Collection entries
Start

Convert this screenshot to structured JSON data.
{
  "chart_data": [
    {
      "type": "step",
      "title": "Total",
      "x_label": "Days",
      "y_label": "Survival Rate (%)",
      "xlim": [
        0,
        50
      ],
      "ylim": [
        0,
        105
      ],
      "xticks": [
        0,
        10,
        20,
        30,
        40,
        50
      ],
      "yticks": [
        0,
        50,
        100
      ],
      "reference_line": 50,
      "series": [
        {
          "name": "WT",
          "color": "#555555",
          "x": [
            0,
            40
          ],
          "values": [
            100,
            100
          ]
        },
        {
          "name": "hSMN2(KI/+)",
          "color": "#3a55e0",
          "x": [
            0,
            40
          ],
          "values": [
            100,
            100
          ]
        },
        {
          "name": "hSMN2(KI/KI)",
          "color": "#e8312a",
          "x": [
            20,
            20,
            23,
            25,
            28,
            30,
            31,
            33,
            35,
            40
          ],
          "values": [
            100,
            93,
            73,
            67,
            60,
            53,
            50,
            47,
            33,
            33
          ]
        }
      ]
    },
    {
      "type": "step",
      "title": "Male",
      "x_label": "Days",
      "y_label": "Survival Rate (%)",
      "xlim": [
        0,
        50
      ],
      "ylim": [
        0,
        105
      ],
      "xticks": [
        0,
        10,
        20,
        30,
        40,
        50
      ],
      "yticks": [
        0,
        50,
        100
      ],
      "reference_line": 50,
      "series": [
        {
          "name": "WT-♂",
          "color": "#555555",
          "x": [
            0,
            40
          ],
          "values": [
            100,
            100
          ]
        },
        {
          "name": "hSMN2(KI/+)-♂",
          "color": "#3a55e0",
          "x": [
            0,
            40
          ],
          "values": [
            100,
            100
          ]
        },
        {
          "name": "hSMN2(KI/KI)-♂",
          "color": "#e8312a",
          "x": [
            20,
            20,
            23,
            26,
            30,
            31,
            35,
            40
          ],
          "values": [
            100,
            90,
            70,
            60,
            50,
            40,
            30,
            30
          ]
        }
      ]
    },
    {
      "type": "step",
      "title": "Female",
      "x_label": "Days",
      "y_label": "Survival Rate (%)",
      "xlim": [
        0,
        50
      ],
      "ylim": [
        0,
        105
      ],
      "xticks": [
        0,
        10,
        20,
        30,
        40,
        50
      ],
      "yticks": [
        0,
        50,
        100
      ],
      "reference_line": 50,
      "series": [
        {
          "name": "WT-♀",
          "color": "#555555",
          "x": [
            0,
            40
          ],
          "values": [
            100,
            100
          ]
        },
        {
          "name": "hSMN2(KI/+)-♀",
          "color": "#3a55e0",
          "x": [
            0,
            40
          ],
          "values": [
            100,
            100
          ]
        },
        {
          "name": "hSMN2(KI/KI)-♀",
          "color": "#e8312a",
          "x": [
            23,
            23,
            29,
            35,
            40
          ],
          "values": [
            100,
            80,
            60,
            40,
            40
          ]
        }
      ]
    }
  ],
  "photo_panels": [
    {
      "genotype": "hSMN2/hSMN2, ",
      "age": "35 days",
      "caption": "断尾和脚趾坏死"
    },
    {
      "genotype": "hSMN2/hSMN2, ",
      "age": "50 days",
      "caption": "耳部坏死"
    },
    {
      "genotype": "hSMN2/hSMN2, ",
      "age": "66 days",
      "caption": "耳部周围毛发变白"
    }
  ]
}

End

Copy all of the data exactly.

FULL SOLUTION:
Convert this screenshot to structured JSON data.
{
  "chart_data": [
    {
      "type": "step",
      "title": "Total",
      "x_label": "Days",
      "y_label": "Survival Rate (%)",
      "xlim": [
        0,
        50
      ],
      "ylim": [
        0,
        105
      ],
      "xticks": [
        0,
        10,
        20,
        30,
        40,
        50
      ],
      "yticks": [
        0,
        50,
        100
      ],
      "reference_line": 50,
      "series": [
        {
          "name": "WT",
          "color": "#555555",
          "x": [
            0,
            40
          ],
          "values": [
            100,
            100
          ]
        },
        {
          "name": "hSMN2(KI/+)",
          "color": "#3a55e0",
          "x": [
            0,
            40
          ],
          "values": [
            100,
            100
          ]
        },
        {
          "name": "hSMN2(KI/KI)",
          "color": "#e8312a",
          "x": [
            20,
            20,
            23,
            25,
            28,
            30,
            31,
            33,
            35,
            40
          ],
          "values": [
            100,
            93,
            73,
            67,
            60,
            53,
            50,
            47,
            33,
            33
          ]
        }
      ]
    },
    {
      "type": "step",
      "title": "Male",
      "x_label": "Days",
      "y_label": "Survival Rate (%)",
      "xlim": [
        0,
        50
      ],
      "ylim": [
        0,
        105
      ],
      "xticks": [
        0,
        10,
        20,
        30,
        40,
        50
      ],
      "yticks": [
        0,
        50,
        100
      ],
      "reference_line": 50,
      "series": [
        {
          "name": "WT-♂",
          "color": "#555555",
          "x": [
            0,
            40
          ],
          "values": [
            100,
            100
          ]
        },
        {
          "name": "hSMN2(KI/+)-♂",
          "color": "#3a55e0",
          "x": [
            0,
            40
          ],
          "values": [
            100,
            100
          ]
        },
        {
          "name": "hSMN2(KI/KI)-♂",
          "color": "#e8312a",
          "x": [
            20,
            20,
            23,
            26,
            30,
            31,
            35,
            40
          ],
          "values": [
            100,
            90,
            70,
            60,
            50,
            40,
            30,
            30
          ]
        }
      ]
    },
    {
      "type": "step",
      "title": "Female",
      "x_label": "Days",
      "y_label": "Survival Rate (%)",
      "xlim": [
        0,
        50
      ],
      "ylim": [
        0,
        105
      ],
      "xticks": [
        0,
        10,
        20,
        30,
        40,
        50
      ],
      "yticks": [
        0,
        50,
        100
      ],
      "reference_line": 50,
      "series": [
        {
          "name": "WT-♀",
          "color": "#555555",
          "x": [
            0,
            40
          ],
          "values": [
            100,
            100
          ]
        },
        {
          "name": "hSMN2(KI/+)-♀",
          "color": "#3a55e0",
          "x": [
            0,
            40
          ],
          "values": [
            100,
            100
          ]
        },
        {
          "name": "hSMN2(KI/KI)-♀",
          "color": "#e8312a",
          "x": [
            23,
            23,
            29,
            35,
            40
          ],
          "values": [
            100,
            80,
            60,
            40,
            40
          ]
        }
      ]
    }
  ],
  "photo_panels": [
    {
      "genotype": "hSMN2/hSMN2, ",
      "age": "35 days",
      "caption": "断尾和脚趾坏死"
    },
    {
      "genotype": "hSMN2/hSMN2, ",
      "age": "50 days",
      "caption": "耳部坏死"
    },
    {
      "genotype": "hSMN2/hSMN2, ",
      "age": "66 days",
      "caption": "耳部周围毛发变白"
    }
  ]
}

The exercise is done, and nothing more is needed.